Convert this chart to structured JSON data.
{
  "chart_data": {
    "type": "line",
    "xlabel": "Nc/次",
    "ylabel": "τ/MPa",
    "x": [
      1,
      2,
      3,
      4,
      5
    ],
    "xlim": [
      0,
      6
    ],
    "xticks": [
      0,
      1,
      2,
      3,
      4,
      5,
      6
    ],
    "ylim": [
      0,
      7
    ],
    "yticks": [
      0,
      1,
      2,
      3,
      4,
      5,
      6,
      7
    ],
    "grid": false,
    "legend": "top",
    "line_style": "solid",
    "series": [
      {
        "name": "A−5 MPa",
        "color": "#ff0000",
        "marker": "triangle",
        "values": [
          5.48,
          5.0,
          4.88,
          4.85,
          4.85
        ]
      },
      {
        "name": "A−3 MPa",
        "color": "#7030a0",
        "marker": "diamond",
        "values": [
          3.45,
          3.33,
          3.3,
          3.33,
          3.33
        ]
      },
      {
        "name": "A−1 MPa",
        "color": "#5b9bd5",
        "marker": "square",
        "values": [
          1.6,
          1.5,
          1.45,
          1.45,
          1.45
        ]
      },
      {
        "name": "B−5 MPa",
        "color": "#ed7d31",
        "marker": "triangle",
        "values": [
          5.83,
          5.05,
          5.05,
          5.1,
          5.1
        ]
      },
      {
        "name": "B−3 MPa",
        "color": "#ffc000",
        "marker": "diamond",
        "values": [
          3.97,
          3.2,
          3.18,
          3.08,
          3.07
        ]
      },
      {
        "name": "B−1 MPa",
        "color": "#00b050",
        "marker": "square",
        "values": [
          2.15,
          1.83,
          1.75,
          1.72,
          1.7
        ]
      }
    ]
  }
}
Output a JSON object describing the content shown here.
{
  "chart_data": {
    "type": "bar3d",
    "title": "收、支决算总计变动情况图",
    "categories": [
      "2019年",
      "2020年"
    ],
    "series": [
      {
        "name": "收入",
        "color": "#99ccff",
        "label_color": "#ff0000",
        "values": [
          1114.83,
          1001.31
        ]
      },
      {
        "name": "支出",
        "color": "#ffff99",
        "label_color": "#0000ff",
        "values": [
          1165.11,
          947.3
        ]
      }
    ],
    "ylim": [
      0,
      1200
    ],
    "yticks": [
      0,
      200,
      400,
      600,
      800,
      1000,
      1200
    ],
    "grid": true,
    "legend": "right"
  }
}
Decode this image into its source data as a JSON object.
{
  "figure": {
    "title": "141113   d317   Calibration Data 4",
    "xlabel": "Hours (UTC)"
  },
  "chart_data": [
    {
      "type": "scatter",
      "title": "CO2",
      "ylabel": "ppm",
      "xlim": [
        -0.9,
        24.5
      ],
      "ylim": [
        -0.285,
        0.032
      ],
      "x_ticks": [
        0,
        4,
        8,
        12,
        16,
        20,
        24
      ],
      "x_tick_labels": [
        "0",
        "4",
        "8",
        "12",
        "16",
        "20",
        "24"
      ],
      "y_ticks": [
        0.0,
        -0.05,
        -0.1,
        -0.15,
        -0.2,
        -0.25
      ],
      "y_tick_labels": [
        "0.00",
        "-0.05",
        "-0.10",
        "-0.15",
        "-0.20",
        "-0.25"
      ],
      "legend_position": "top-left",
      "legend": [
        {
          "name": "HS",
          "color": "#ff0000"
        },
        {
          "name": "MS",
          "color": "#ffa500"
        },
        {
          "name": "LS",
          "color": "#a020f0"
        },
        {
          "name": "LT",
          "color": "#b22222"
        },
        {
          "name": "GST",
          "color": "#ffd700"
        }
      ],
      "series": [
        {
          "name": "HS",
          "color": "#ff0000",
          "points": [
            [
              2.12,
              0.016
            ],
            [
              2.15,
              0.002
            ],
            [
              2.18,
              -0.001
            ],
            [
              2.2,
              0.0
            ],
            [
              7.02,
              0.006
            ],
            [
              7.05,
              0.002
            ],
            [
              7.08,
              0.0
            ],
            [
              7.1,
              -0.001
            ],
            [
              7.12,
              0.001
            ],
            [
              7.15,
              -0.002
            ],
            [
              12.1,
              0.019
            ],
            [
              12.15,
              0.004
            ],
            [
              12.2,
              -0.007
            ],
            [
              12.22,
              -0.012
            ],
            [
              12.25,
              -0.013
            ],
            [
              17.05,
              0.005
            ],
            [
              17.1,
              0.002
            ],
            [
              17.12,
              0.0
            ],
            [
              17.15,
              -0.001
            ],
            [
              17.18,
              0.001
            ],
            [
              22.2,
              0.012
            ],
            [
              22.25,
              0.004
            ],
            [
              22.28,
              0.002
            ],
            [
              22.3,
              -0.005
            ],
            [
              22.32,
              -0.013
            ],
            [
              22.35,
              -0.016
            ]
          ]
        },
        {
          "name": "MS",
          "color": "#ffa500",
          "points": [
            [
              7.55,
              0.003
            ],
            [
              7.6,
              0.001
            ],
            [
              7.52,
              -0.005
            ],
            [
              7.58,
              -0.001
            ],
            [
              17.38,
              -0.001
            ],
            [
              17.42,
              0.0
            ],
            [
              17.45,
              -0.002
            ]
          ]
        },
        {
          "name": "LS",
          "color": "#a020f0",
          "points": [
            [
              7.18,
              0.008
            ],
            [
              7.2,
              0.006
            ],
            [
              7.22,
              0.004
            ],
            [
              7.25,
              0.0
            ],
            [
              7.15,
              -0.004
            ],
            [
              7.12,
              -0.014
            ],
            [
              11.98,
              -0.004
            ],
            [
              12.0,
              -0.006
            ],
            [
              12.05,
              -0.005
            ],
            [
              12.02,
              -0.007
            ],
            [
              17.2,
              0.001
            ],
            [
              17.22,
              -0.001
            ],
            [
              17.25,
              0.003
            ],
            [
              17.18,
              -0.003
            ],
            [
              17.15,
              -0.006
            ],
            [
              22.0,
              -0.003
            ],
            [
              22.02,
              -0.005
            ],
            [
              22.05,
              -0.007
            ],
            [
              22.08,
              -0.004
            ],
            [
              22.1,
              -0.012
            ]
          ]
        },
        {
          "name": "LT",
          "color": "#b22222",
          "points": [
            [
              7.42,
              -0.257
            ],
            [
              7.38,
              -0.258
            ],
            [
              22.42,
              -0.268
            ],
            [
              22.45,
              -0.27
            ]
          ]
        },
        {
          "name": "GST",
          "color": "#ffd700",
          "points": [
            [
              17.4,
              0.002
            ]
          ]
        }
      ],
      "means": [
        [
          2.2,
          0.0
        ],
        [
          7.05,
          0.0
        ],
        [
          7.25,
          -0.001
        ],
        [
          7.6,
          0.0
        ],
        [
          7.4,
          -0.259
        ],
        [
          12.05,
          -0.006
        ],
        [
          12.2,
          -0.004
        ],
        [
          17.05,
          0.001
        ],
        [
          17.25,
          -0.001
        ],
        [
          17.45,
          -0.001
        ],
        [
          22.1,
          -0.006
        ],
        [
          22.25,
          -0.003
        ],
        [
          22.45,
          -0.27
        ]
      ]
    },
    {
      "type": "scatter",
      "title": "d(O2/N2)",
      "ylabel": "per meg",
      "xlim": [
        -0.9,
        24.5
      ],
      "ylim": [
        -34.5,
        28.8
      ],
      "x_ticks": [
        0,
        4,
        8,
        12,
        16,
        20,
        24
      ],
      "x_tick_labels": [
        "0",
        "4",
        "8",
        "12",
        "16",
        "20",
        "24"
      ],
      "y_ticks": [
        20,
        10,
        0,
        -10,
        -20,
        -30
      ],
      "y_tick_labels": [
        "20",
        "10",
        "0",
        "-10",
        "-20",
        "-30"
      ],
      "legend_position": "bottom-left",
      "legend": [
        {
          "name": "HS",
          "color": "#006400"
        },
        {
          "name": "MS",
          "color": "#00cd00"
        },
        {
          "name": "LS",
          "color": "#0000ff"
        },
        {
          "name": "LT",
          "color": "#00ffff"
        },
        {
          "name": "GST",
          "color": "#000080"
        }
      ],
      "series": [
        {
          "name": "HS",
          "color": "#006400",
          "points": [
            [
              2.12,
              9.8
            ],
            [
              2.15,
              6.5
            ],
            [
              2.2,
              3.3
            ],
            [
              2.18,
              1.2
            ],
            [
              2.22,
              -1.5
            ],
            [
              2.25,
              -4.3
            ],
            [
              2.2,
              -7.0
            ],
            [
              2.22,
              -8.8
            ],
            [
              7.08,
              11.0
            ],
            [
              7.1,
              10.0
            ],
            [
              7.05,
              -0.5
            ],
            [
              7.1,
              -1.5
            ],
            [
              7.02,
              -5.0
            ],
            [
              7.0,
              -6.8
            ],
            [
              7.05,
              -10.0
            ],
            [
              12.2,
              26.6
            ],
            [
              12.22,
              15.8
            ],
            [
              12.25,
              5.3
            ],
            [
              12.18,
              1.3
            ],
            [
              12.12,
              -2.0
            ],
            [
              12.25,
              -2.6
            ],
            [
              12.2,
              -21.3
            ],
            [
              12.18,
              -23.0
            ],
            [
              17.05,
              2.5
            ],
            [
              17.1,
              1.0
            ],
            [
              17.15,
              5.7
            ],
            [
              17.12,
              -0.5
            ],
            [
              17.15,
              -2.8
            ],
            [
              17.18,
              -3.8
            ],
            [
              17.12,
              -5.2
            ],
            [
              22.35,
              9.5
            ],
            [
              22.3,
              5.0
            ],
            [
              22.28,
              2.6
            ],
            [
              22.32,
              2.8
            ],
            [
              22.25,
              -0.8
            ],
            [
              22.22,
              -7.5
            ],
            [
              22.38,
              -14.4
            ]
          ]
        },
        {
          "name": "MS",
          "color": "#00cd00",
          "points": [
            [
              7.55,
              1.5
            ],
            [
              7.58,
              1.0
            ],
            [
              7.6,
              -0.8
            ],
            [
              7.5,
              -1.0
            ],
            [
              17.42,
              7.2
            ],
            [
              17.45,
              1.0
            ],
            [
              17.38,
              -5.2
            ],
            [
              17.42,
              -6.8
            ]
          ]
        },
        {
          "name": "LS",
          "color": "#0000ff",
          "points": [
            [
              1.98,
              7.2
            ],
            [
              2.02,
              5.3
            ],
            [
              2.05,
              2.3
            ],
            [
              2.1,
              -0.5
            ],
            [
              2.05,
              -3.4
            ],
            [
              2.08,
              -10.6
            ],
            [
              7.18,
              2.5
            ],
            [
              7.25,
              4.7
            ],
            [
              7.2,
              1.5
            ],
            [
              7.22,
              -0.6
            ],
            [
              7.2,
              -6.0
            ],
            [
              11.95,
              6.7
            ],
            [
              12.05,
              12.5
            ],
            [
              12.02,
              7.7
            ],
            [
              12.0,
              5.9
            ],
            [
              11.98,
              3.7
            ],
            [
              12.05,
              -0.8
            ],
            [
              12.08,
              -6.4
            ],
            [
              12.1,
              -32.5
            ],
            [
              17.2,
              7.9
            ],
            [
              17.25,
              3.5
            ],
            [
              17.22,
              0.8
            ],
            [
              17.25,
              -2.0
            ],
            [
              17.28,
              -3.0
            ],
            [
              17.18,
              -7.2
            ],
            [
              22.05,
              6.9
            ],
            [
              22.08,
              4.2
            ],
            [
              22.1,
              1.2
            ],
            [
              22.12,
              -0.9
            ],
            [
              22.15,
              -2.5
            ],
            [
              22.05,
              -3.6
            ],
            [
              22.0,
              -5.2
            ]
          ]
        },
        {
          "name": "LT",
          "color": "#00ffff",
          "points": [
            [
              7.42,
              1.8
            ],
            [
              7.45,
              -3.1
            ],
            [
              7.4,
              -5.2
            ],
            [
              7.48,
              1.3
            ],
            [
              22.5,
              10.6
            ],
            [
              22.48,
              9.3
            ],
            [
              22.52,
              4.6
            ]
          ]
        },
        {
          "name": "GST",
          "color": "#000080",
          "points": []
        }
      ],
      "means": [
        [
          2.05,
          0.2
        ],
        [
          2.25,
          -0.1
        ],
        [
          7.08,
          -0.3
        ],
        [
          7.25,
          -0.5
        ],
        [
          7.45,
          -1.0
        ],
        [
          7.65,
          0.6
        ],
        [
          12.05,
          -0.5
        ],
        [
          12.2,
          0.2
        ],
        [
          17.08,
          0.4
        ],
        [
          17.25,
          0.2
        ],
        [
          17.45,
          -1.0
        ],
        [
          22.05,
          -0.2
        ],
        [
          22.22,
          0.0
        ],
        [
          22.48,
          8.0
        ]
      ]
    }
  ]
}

================================

■ WHAT YOU WILL DO: How many lines in these records hold the string "title"? Reply with the number alone.

■ RESULT OF THIS EXERCISE: 4